**Task brief:** Copy everything in the data below exactly except the pictures.

(Part of a data file)
_____

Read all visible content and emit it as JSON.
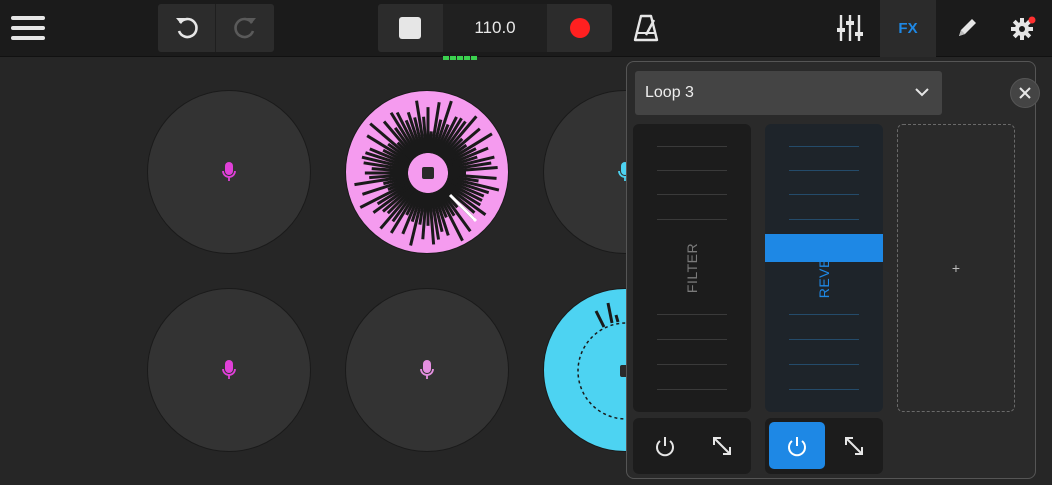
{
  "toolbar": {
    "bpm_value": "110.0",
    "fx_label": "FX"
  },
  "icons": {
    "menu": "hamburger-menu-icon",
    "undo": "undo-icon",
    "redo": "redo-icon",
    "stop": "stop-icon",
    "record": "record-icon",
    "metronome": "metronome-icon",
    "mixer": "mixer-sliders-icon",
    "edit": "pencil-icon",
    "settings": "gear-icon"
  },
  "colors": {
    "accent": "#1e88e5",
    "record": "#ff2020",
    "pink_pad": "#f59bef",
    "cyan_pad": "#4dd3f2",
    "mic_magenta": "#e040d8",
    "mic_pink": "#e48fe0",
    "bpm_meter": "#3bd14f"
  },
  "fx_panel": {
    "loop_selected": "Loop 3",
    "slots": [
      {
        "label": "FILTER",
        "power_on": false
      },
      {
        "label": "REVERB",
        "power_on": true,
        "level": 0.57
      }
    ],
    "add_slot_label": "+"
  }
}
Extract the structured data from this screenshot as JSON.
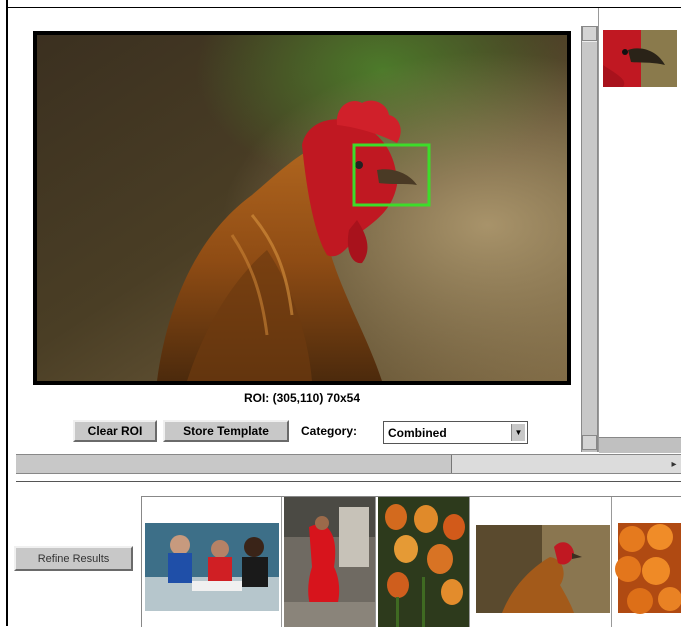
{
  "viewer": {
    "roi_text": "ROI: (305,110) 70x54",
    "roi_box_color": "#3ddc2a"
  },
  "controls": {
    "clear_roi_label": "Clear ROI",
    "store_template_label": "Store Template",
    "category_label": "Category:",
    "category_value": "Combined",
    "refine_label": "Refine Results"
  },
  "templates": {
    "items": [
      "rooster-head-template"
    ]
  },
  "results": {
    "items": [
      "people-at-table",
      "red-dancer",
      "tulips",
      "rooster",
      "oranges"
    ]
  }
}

_____

**Result of this exercise:**
Read all visible content and emit it as JSON.
{
  "toolbar": {
    "bpm_value": "110.0",
    "fx_label": "FX"
  },
  "icons": {
    "menu": "hamburger-menu-icon",
    "undo": "undo-icon",
    "redo": "redo-icon",
    "stop": "stop-icon",
    "record": "record-icon",
    "metronome": "metronome-icon",
    "mixer": "mixer-sliders-icon",
    "edit": "pencil-icon",
    "settings": "gear-icon"
  },
  "colors": {
    "accent": "#1e88e5",
    "record": "#ff2020",
    "pink_pad": "#f59bef",
    "cyan_pad": "#4dd3f2",
    "mic_magenta": "#e040d8",
    "mic_pink": "#e48fe0",
    "bpm_meter": "#3bd14f"
  },
  "fx_panel": {
    "loop_selected": "Loop 3",
    "slots": [
      {
        "label": "FILTER",
        "power_on": false
      },
      {
        "label": "REVERB",
        "power_on": true,
        "level": 0.57
      }
    ],
    "add_slot_label": "+"
  }
}
Extract the structured data from this screenshot as JSON.
{
  "viewer": {
    "roi_text": "ROI: (305,110) 70x54",
    "roi_box_color": "#3ddc2a"
  },
  "controls": {
    "clear_roi_label": "Clear ROI",
    "store_template_label": "Store Template",
    "category_label": "Category:",
    "category_value": "Combined",
    "refine_label": "Refine Results"
  },
  "templates": {
    "items": [
      "rooster-head-template"
    ]
  },
  "results": {
    "items": [
      "people-at-table",
      "red-dancer",
      "tulips",
      "rooster",
      "oranges"
    ]
  }
}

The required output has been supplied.